— EXERCISE REQUIREMENTS —
Gather each line of the entries below that includes "Today".

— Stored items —
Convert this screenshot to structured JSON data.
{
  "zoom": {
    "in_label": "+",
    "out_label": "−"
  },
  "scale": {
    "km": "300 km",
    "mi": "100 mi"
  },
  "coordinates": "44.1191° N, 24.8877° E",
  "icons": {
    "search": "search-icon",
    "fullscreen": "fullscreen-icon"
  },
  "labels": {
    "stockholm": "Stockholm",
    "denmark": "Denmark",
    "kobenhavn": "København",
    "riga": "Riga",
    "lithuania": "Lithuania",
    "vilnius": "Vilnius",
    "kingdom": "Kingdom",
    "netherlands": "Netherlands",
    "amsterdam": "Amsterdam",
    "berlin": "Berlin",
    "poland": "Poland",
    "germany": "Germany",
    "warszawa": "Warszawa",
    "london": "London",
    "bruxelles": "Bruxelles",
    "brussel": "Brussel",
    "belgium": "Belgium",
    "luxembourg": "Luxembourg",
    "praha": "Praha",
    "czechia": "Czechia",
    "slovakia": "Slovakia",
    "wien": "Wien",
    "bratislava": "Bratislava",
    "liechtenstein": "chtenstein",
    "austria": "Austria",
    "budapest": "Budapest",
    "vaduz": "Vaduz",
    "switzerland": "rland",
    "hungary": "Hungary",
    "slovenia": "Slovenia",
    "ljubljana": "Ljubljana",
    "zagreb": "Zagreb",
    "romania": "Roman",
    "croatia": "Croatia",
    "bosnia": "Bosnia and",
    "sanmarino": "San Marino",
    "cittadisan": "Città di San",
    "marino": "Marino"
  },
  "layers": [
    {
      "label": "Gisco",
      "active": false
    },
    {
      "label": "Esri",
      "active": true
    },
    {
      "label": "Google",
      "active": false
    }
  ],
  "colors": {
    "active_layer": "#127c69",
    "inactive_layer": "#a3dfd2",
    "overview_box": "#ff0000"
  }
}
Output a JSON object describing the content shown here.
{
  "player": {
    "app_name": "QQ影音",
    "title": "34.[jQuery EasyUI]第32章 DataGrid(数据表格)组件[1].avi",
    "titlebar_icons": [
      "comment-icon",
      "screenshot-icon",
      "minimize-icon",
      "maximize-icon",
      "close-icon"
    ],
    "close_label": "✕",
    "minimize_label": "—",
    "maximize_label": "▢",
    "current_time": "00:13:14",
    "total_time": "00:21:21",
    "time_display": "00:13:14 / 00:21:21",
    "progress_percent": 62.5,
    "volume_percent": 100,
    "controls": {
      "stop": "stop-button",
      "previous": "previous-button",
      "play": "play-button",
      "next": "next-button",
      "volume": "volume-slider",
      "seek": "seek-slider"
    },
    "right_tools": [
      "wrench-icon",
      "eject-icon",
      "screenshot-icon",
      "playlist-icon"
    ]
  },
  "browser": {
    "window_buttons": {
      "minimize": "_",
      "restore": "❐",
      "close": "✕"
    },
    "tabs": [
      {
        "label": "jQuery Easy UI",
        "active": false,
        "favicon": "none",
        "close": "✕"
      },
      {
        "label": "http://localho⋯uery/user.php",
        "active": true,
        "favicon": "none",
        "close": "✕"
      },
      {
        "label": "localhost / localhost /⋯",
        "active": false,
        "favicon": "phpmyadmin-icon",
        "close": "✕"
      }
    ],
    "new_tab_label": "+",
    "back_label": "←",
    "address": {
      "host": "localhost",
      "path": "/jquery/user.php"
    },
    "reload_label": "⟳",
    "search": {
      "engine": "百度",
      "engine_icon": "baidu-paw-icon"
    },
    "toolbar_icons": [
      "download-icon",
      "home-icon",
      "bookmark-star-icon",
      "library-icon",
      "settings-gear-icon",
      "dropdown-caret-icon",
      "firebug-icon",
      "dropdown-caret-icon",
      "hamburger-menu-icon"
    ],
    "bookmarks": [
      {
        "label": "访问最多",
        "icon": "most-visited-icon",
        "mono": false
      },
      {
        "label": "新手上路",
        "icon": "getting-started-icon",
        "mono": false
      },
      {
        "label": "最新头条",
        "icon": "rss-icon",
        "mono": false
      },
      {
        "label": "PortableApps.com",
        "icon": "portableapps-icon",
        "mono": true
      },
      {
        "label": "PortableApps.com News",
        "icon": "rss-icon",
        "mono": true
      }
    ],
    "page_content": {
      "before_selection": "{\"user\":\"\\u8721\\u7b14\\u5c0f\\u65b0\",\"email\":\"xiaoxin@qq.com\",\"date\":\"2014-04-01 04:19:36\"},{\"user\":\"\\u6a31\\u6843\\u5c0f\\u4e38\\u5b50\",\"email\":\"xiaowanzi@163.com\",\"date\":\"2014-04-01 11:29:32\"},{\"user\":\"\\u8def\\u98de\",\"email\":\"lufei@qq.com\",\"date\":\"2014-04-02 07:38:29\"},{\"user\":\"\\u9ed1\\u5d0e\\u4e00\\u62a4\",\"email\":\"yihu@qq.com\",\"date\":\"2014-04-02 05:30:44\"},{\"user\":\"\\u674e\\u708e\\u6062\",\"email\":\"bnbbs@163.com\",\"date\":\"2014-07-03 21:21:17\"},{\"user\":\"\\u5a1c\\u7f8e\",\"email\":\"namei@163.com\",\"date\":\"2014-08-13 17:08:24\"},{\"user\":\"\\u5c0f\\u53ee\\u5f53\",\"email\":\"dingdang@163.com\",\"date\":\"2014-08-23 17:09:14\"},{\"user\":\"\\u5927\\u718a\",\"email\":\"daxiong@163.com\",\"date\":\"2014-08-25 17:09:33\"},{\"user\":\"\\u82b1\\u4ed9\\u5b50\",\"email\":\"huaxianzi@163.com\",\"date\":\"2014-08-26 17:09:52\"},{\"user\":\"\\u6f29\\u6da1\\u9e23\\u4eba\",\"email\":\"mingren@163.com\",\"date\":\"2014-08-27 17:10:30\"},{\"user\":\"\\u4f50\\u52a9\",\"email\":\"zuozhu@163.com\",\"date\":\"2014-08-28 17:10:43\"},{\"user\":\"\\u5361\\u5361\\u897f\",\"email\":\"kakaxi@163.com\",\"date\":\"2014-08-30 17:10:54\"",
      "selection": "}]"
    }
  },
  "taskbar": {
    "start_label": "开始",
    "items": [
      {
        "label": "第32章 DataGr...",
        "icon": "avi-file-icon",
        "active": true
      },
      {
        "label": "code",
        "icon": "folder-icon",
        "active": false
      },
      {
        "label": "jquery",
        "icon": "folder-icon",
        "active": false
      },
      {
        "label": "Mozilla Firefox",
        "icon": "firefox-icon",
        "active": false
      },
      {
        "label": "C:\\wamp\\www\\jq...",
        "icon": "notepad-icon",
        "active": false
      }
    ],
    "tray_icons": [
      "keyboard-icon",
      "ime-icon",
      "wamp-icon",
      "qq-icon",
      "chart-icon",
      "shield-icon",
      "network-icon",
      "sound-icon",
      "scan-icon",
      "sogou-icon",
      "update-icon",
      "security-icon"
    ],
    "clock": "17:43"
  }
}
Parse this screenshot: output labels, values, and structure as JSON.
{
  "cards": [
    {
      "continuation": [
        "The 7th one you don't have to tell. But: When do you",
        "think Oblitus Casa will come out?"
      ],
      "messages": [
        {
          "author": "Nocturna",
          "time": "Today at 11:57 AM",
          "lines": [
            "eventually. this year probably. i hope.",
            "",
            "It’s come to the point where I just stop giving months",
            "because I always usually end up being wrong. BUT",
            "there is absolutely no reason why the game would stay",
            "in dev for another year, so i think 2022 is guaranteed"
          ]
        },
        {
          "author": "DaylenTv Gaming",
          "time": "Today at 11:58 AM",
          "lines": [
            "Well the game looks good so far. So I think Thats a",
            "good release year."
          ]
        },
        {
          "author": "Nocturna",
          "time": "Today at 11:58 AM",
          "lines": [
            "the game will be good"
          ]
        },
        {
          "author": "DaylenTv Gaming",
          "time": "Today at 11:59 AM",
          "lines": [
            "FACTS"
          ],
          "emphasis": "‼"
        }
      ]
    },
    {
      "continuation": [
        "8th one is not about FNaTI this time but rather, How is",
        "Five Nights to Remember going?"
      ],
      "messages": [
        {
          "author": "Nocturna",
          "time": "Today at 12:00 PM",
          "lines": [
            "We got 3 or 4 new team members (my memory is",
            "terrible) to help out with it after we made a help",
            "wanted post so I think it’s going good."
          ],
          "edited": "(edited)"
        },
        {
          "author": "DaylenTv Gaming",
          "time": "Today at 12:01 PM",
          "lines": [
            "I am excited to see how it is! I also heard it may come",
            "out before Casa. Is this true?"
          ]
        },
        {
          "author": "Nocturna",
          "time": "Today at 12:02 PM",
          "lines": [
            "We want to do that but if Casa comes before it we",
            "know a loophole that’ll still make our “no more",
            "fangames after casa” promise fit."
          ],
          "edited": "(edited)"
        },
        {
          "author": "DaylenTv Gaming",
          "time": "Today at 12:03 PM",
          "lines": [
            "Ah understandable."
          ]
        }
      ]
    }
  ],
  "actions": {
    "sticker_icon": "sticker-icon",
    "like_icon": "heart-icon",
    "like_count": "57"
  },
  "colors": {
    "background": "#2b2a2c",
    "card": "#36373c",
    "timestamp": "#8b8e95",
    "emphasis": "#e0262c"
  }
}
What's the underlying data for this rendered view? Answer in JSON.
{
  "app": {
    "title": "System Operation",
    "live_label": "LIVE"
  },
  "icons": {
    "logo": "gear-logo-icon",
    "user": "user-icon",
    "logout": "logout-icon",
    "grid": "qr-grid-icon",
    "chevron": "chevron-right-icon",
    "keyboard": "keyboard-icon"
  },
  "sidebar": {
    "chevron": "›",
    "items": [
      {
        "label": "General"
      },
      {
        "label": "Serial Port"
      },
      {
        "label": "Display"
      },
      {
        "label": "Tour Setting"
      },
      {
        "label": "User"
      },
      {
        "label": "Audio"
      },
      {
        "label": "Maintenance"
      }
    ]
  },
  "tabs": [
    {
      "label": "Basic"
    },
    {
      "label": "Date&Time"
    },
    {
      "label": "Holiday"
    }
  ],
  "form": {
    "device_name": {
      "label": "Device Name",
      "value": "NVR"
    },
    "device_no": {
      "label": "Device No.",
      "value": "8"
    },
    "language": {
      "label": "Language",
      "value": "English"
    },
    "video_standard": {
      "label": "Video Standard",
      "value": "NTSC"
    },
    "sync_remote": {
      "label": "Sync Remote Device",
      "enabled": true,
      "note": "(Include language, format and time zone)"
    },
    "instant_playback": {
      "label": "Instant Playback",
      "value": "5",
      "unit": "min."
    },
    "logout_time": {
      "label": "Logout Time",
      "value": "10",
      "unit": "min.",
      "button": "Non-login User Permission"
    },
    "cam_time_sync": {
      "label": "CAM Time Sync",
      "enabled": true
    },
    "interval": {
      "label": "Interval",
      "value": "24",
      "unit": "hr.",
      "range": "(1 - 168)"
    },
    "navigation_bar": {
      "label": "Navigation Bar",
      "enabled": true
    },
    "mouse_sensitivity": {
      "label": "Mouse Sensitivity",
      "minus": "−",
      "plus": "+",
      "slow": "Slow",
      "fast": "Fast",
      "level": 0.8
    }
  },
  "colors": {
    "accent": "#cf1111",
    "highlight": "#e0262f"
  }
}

— ANSWER BELOW —
          "time": "Today at 11:57 AM",
          "time": "Today at 11:58 AM",
          "time": "Today at 11:58 AM",
          "time": "Today at 11:59 AM",
          "time": "Today at 12:00 PM",
          "time": "Today at 12:01 PM",
          "time": "Today at 12:02 PM",
          "time": "Today at 12:03 PM",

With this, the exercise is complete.